(Data records)
## begin

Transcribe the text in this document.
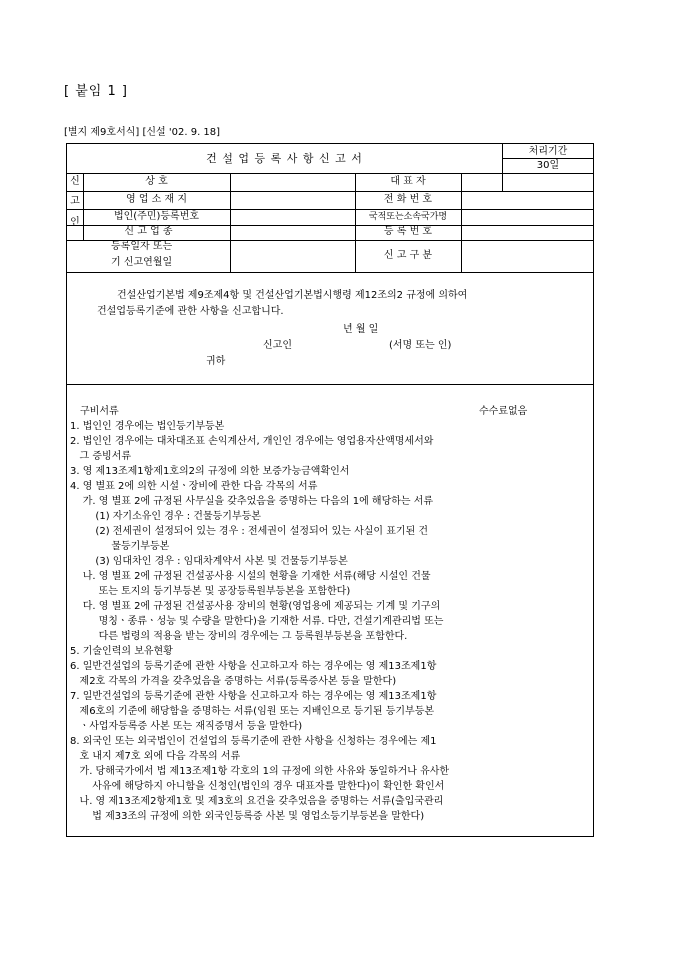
[ 붙임 1 ]
[별지 제9호서식] [신설 '02. 9. 18]
건 설 업 등 록 사 항 신 고 서
처리기간
30일
신
고
인
상 호	대 표 자
영 업 소 재 지	전 화 번 호
법인(주민)등록번호	국적또는소속국가명
신 고 업 종	등 록 번 호
등록일자 또는
기 신고연월일
신 고 구 분
건설산업기본법 제9조제4항 및 건설산업기본법시행령 제12조의2 규정에 의하여
건설업등록기준에 관한 사항을 신고합니다.
년 월 일
신고인	(서명 또는 인)
귀하
구비서류	수수료없음
1. 법인인 경우에는 법인등기부등본
2. 법인인 경우에는 대차대조표 손익계산서, 개인인 경우에는 영업용자산액명세서와
그 증빙서류
3. 영 제13조제1항제1호의2의 규정에 의한 보증가능금액확인서
4. 영 별표 2에 의한 시설ㆍ장비에 관한 다음 각목의 서류
가. 영 별표 2에 규정된 사무실을 갖추었음을 증명하는 다음의 1에 해당하는 서류
(1) 자기소유인 경우 : 건물등기부등본
(2) 전세권이 설정되어 있는 경우 : 전세권이 설정되어 있는 사실이 표기된 건
물등기부등본
(3) 임대차인 경우 : 임대차계약서 사본 및 건물등기부등본
나. 영 별표 2에 규정된 건설공사용 시설의 현황을 기재한 서류(해당 시설인 건물
또는 토지의 등기부등본 및 공장등록원부등본을 포함한다)
다. 영 별표 2에 규정된 건설공사용 장비의 현황(영업용에 제공되는 기계 및 기구의
명칭ㆍ종류ㆍ성능 및 수량을 말한다)을 기재한 서류. 다만, 건설기계관리법 또는
다른 법령의 적용을 받는 장비의 경우에는 그 등록원부등본을 포함한다.
5. 기술인력의 보유현황
6. 일반건설업의 등록기준에 관한 사항을 신고하고자 하는 경우에는 영 제13조제1항
제2호 각목의 가격을 갖추었음을 증명하는 서류(등록증사본 등을 말한다)
7. 일반건설업의 등록기준에 관한 사항을 신고하고자 하는 경우에는 영 제13조제1항
제6호의 기준에 해당함을 증명하는 서류(임원 또는 지배인으로 등기된 등기부등본
ㆍ사업자등록증 사본 또는 재직증명서 등을 말한다)
8. 외국인 또는 외국법인이 건설업의 등록기준에 관한 사항을 신청하는 경우에는 제1
호 내지 제7호 외에 다음 각목의 서류
가. 당해국가에서 법 제13조제1항 각호의 1의 규정에 의한 사유와 동일하거나 유사한
사유에 해당하지 아니함을 신청인(법인의 경우 대표자를 말한다)이 확인한 확인서
나. 영 제13조제2항제1호 및 제3호의 요건을 갖추었음을 증명하는 서류(출입국관리
법 제33조의 규정에 의한 외국인등록증 사본 및 영업소등기부등본을 말한다)
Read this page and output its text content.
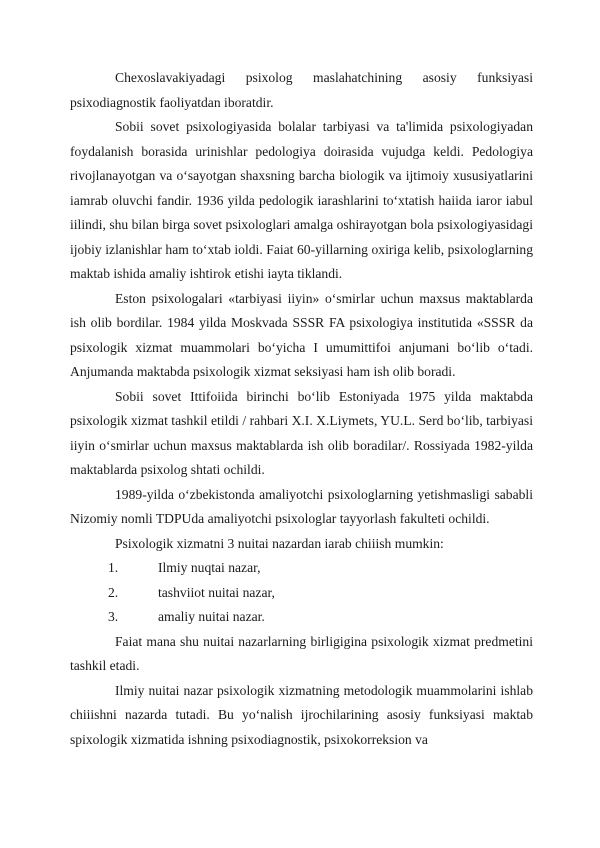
Chexoslavakiyadagi psixolog maslahatchining asosiy funksiyasi psixodiagnostik faoliyatdan iboratdir.

Sobii sovet psixologiyasida bolalar tarbiyasi va ta'limida psixologiyadan foydalanish borasida urinishlar pedologiya doirasida vujudga keldi. Pedologiya rivojlanayotgan va o‘sayotgan shaxsning barcha biologik va ijtimoiy xususiyatlarini iamrab oluvchi fandir. 1936 yilda pedologik iarashlarini to‘xtatish haiida iaror iabul iilindi, shu bilan birga sovet psixologlari amalga oshirayotgan bola psixologiyasidagi ijobiy izlanishlar ham to‘xtab ioldi. Faiat 60-yillarning oxiriga kelib, psixologlarning maktab ishida amaliy ishtirok etishi iayta tiklandi.

Eston psixologalari «tarbiyasi iiyin» o‘smirlar uchun maxsus maktablarda ish olib bordilar. 1984 yilda Moskvada SSSR FA psixologiya institutida «SSSR da psixologik xizmat muammolari bo‘yicha I umumittifoi anjumani bo‘lib o‘tadi. Anjumanda maktabda psixologik xizmat seksiyasi ham ish olib boradi.

Sobii sovet Ittifoiida birinchi bo‘lib Estoniyada 1975 yilda maktabda psixologik xizmat tashkil etildi / rahbari X.I. X.Liymets, YU.L. Serd bo‘lib, tarbiyasi iiyin o‘smirlar uchun maxsus maktablarda ish olib boradilar/. Rossiyada 1982-yilda maktablarda psixolog shtati ochildi.

1989-yilda o‘zbekistonda amaliyotchi psixologlarning yetishmasligi sababli Nizomiy nomli TDPUda amaliyotchi psixologlar tayyorlash fakulteti ochildi.

Psixologik xizmatni 3 nuitai nazardan iarab chiiish mumkin:

1.	Ilmiy nuqtai nazar,
2.	tashviiot nuitai nazar,
3.	amaliy nuitai nazar.

Faiat mana shu nuitai nazarlarning birligigina psixologik xizmat predmetini tashkil etadi.

Ilmiy nuitai nazar psixologik xizmatning metodologik muammolarini ishlab chiiishni nazarda tutadi. Bu yo‘nalish ijrochilarining asosiy funksiyasi maktab spixologik xizmatida ishning psixodiagnostik, psixokorreksion va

## end

▶ _Given exercise_
Strip out the images, then output the records above word for word.

▶ _The reply_
Transcribe the text in this document.
[ 붙임 1 ]
[별지 제9호서식] [신설 '02. 9. 18]
건 설 업 등 록 사 항 신 고 서
처리기간
30일
신
고
인
상 호	대 표 자
영 업 소 재 지	전 화 번 호
법인(주민)등록번호	국적또는소속국가명
신 고 업 종	등 록 번 호
등록일자 또는
기 신고연월일
신 고 구 분
건설산업기본법 제9조제4항 및 건설산업기본법시행령 제12조의2 규정에 의하여
건설업등록기준에 관한 사항을 신고합니다.
년 월 일
신고인	(서명 또는 인)
귀하
구비서류	수수료없음
1. 법인인 경우에는 법인등기부등본
2. 법인인 경우에는 대차대조표 손익계산서, 개인인 경우에는 영업용자산액명세서와
그 증빙서류
3. 영 제13조제1항제1호의2의 규정에 의한 보증가능금액확인서
4. 영 별표 2에 의한 시설ㆍ장비에 관한 다음 각목의 서류
가. 영 별표 2에 규정된 사무실을 갖추었음을 증명하는 다음의 1에 해당하는 서류
(1) 자기소유인 경우 : 건물등기부등본
(2) 전세권이 설정되어 있는 경우 : 전세권이 설정되어 있는 사실이 표기된 건
물등기부등본
(3) 임대차인 경우 : 임대차계약서 사본 및 건물등기부등본
나. 영 별표 2에 규정된 건설공사용 시설의 현황을 기재한 서류(해당 시설인 건물
또는 토지의 등기부등본 및 공장등록원부등본을 포함한다)
다. 영 별표 2에 규정된 건설공사용 장비의 현황(영업용에 제공되는 기계 및 기구의
명칭ㆍ종류ㆍ성능 및 수량을 말한다)을 기재한 서류. 다만, 건설기계관리법 또는
다른 법령의 적용을 받는 장비의 경우에는 그 등록원부등본을 포함한다.
5. 기술인력의 보유현황
6. 일반건설업의 등록기준에 관한 사항을 신고하고자 하는 경우에는 영 제13조제1항
제2호 각목의 가격을 갖추었음을 증명하는 서류(등록증사본 등을 말한다)
7. 일반건설업의 등록기준에 관한 사항을 신고하고자 하는 경우에는 영 제13조제1항
제6호의 기준에 해당함을 증명하는 서류(임원 또는 지배인으로 등기된 등기부등본
ㆍ사업자등록증 사본 또는 재직증명서 등을 말한다)
8. 외국인 또는 외국법인이 건설업의 등록기준에 관한 사항을 신청하는 경우에는 제1
호 내지 제7호 외에 다음 각목의 서류
가. 당해국가에서 법 제13조제1항 각호의 1의 규정에 의한 사유와 동일하거나 유사한
사유에 해당하지 아니함을 신청인(법인의 경우 대표자를 말한다)이 확인한 확인서
나. 영 제13조제2항제1호 및 제3호의 요건을 갖추었음을 증명하는 서류(출입국관리
법 제33조의 규정에 의한 외국인등록증 사본 및 영업소등기부등본을 말한다)
Read this page and output its text content.
Chexoslavakiyadagi psixolog maslahatchining asosiy funksiyasi psixodiagnostik faoliyatdan iboratdir.

Sobii sovet psixologiyasida bolalar tarbiyasi va ta'limida psixologiyadan foydalanish borasida urinishlar pedologiya doirasida vujudga keldi. Pedologiya rivojlanayotgan va o‘sayotgan shaxsning barcha biologik va ijtimoiy xususiyatlarini iamrab oluvchi fandir. 1936 yilda pedologik iarashlarini to‘xtatish haiida iaror iabul iilindi, shu bilan birga sovet psixologlari amalga oshirayotgan bola psixologiyasidagi ijobiy izlanishlar ham to‘xtab ioldi. Faiat 60-yillarning oxiriga kelib, psixologlarning maktab ishida amaliy ishtirok etishi iayta tiklandi.

Eston psixologalari «tarbiyasi iiyin» o‘smirlar uchun maxsus maktablarda ish olib bordilar. 1984 yilda Moskvada SSSR FA psixologiya institutida «SSSR da psixologik xizmat muammolari bo‘yicha I umumittifoi anjumani bo‘lib o‘tadi. Anjumanda maktabda psixologik xizmat seksiyasi ham ish olib boradi.

Sobii sovet Ittifoiida birinchi bo‘lib Estoniyada 1975 yilda maktabda psixologik xizmat tashkil etildi / rahbari X.I. X.Liymets, YU.L. Serd bo‘lib, tarbiyasi iiyin o‘smirlar uchun maxsus maktablarda ish olib boradilar/. Rossiyada 1982-yilda maktablarda psixolog shtati ochildi.

1989-yilda o‘zbekistonda amaliyotchi psixologlarning yetishmasligi sababli Nizomiy nomli TDPUda amaliyotchi psixologlar tayyorlash fakulteti ochildi.

Psixologik xizmatni 3 nuitai nazardan iarab chiiish mumkin:

1.	Ilmiy nuqtai nazar,
2.	tashviiot nuitai nazar,
3.	amaliy nuitai nazar.

Faiat mana shu nuitai nazarlarning birligigina psixologik xizmat predmetini tashkil etadi.

Ilmiy nuitai nazar psixologik xizmatning metodologik muammolarini ishlab chiiishni nazarda tutadi. Bu yo‘nalish ijrochilarining asosiy funksiyasi maktab spixologik xizmatida ishning psixodiagnostik, psixokorreksion va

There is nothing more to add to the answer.